**Exercise details:**
Write out the data below in full, unchanged, minus the images.

**Supplied data:**
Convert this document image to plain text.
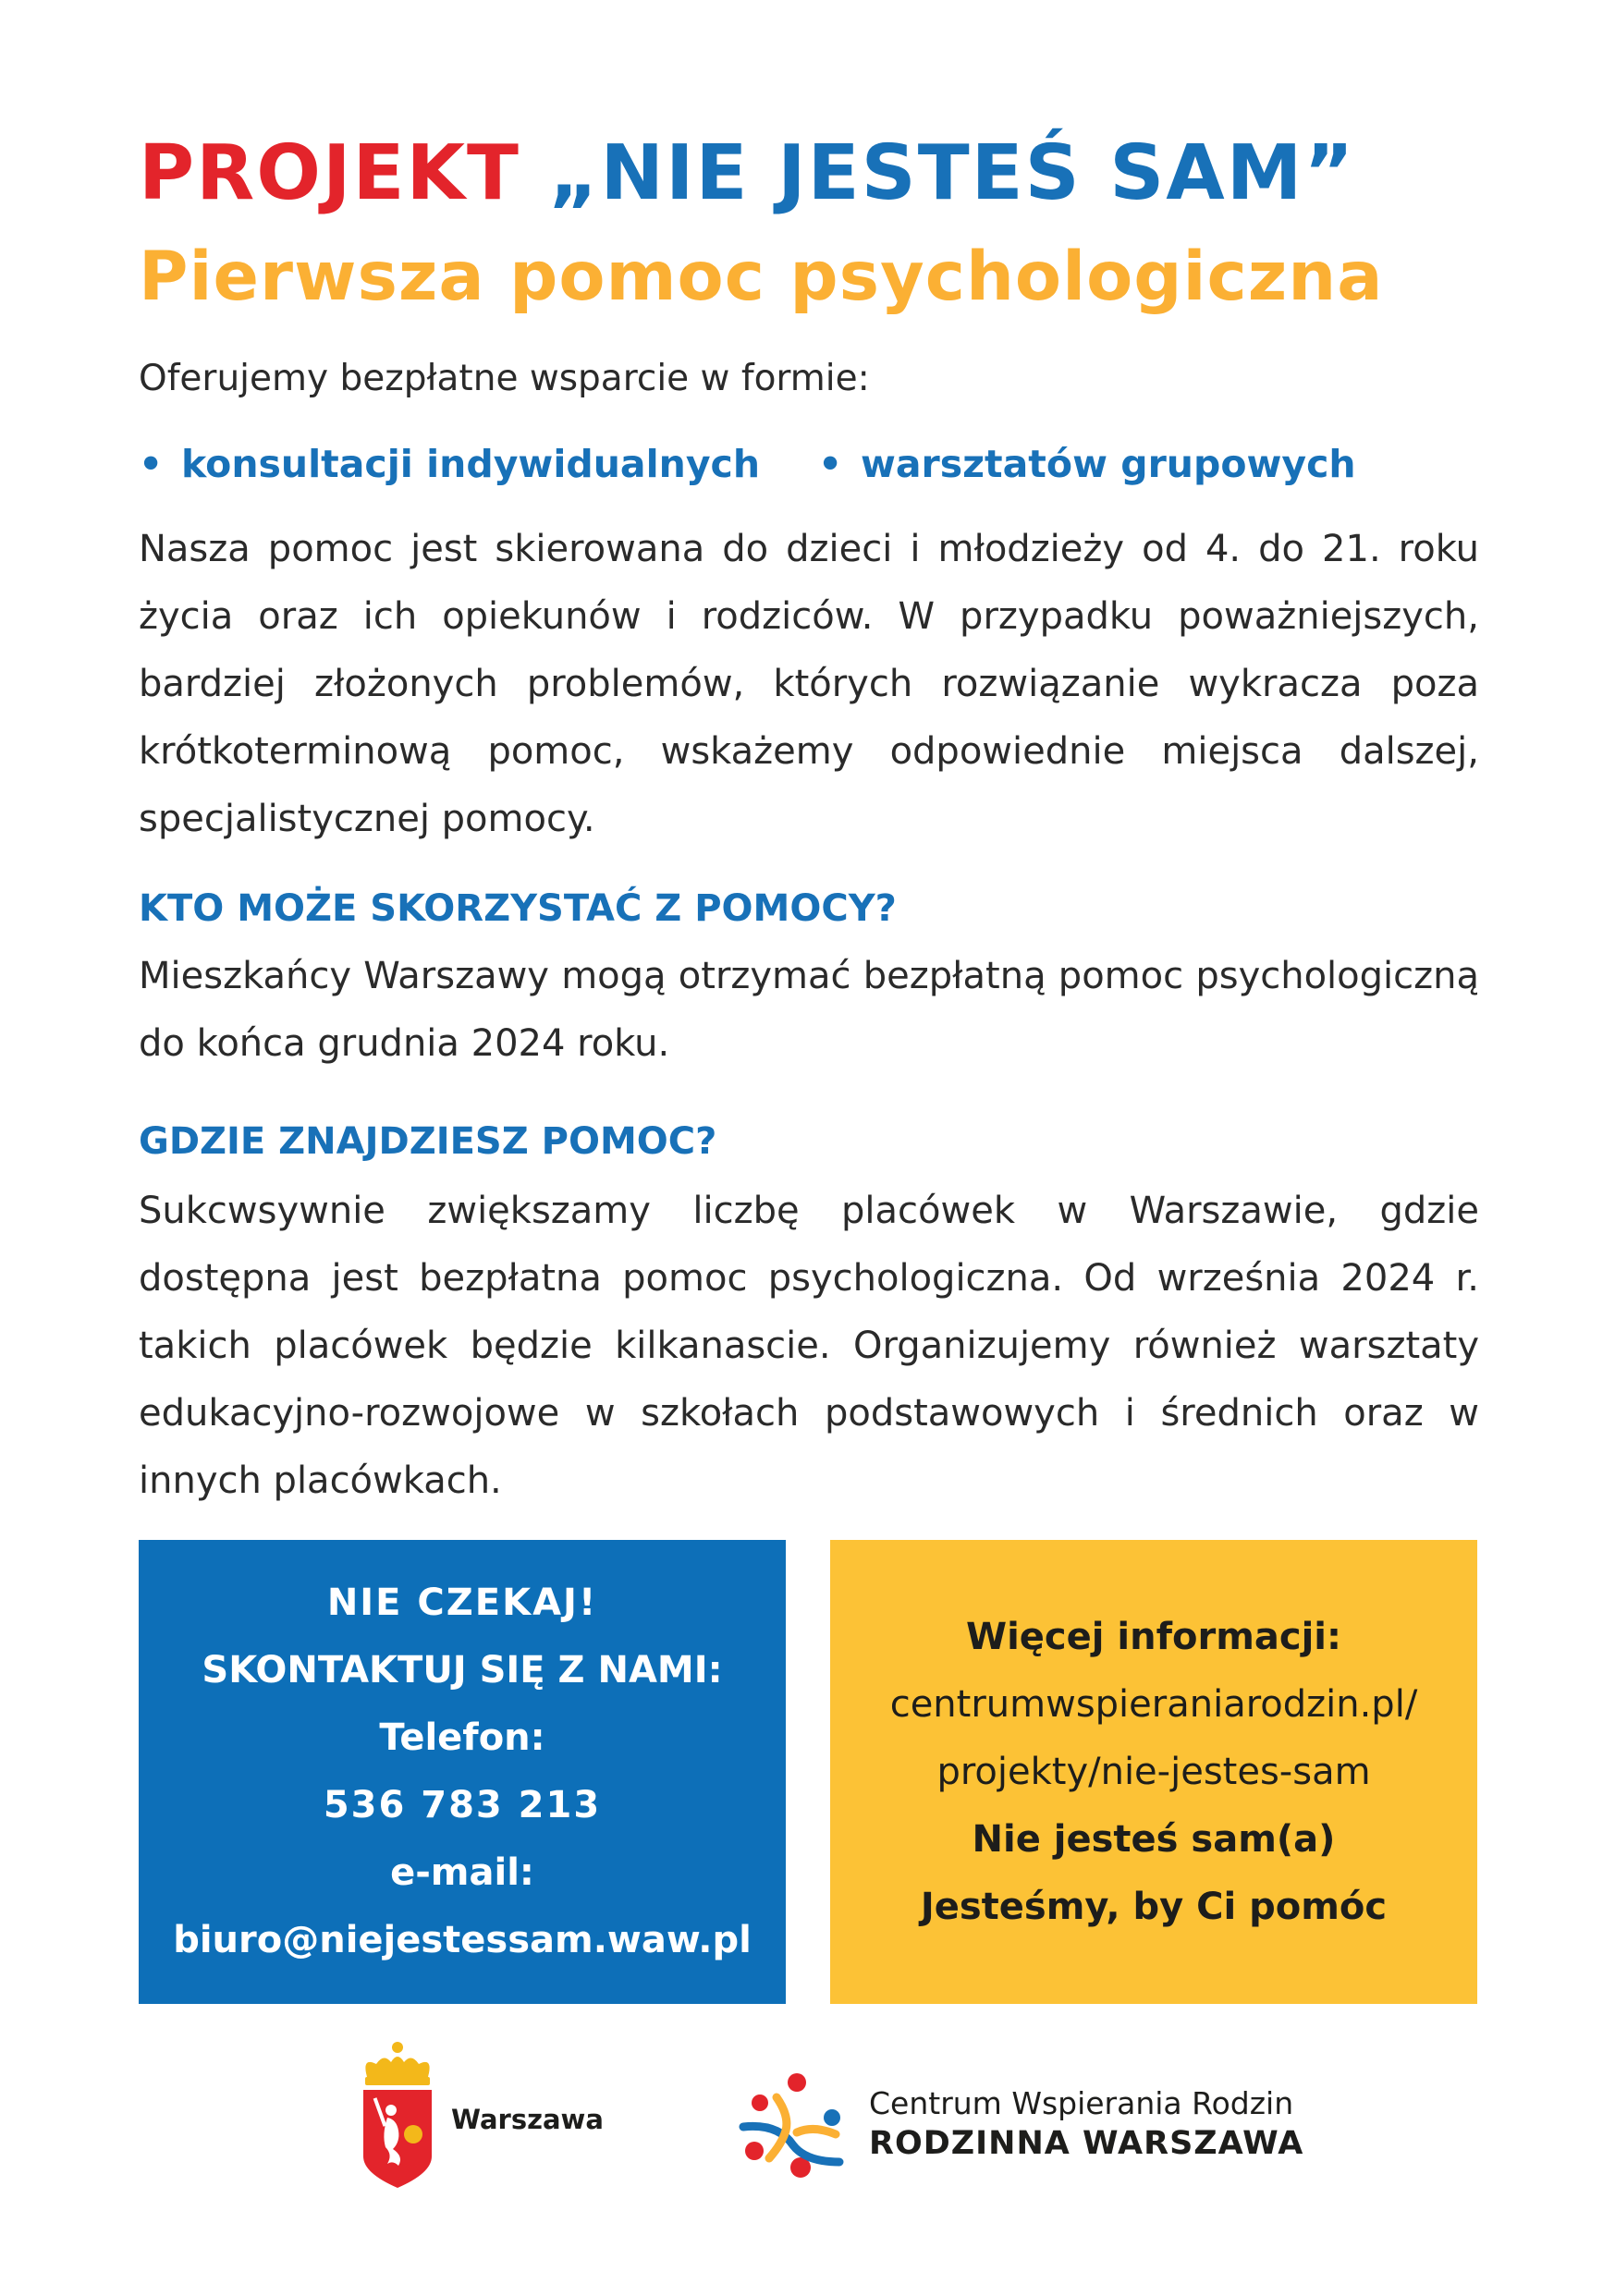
PROJEKT „NIE JESTEŚ SAM”
Pierwsza pomoc psychologiczna
Oferujemy bezpłatne wsparcie w formie:
• konsultacji indywidualnych • warsztatów grupowych
Nasza pomoc jest skierowana do dzieci i młodzieży od 4. do 21. roku życia oraz ich opiekunów i rodziców. W przypadku poważniejszych, bardziej złożonych problemów, których rozwiązanie wykracza poza krótkoterminową pomoc, wskażemy odpowiednie miejsca dalszej, specjalistycznej pomocy.
KTO MOŻE SKORZYSTAĆ Z POMOCY?
Mieszkańcy Warszawy mogą otrzymać bezpłatną pomoc psychologiczną do końca grudnia 2024 roku.
GDZIE ZNAJDZIESZ POMOC?
Sukcwsywnie zwiększamy liczbę placówek w Warszawie, gdzie dostępna jest bezpłatna pomoc psychologiczna. Od września 2024 r. takich placówek będzie kilkanascie. Organizujemy również warsztaty edukacyjno-rozwojowe w szkołach podstawowych i średnich oraz w innych placówkach.
NIE CZEKAJ!
SKONTAKTUJ SIĘ Z NAMI:
Telefon:
536 783 213
e-mail:
biuro@niejestessam.waw.pl
Więcej informacji:
centrumwspieraniarodzin.pl/
projekty/nie-jestes-sam
Nie jesteś sam(a)
Jesteśmy, by Ci pomóc
Warszawa	Centrum Wspierania Rodzin
RODZINNA WARSZAWA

**Answer to this problem:**
Convert this document image to plain text.
PROJEKT „NIE JESTEŚ SAM”
Pierwsza pomoc psychologiczna
Oferujemy bezpłatne wsparcie w formie:
• konsultacji indywidualnych • warsztatów grupowych
Nasza pomoc jest skierowana do dzieci i młodzieży od 4. do 21. roku życia oraz ich opiekunów i rodziców. W przypadku poważniejszych, bardziej złożonych problemów, których rozwiązanie wykracza poza krótkoterminową pomoc, wskażemy odpowiednie miejsca dalszej, specjalistycznej pomocy.
KTO MOŻE SKORZYSTAĆ Z POMOCY?
Mieszkańcy Warszawy mogą otrzymać bezpłatną pomoc psychologiczną do końca grudnia 2024 roku.
GDZIE ZNAJDZIESZ POMOC?
Sukcwsywnie zwiększamy liczbę placówek w Warszawie, gdzie dostępna jest bezpłatna pomoc psychologiczna. Od września 2024 r. takich placówek będzie kilkanascie. Organizujemy również warsztaty edukacyjno-rozwojowe w szkołach podstawowych i średnich oraz w innych placówkach.
NIE CZEKAJ!
SKONTAKTUJ SIĘ Z NAMI:
Telefon:
536 783 213
e-mail:
biuro@niejestessam.waw.pl
Więcej informacji:
centrumwspieraniarodzin.pl/
projekty/nie-jestes-sam
Nie jesteś sam(a)
Jesteśmy, by Ci pomóc
Warszawa	Centrum Wspierania Rodzin
RODZINNA WARSZAWA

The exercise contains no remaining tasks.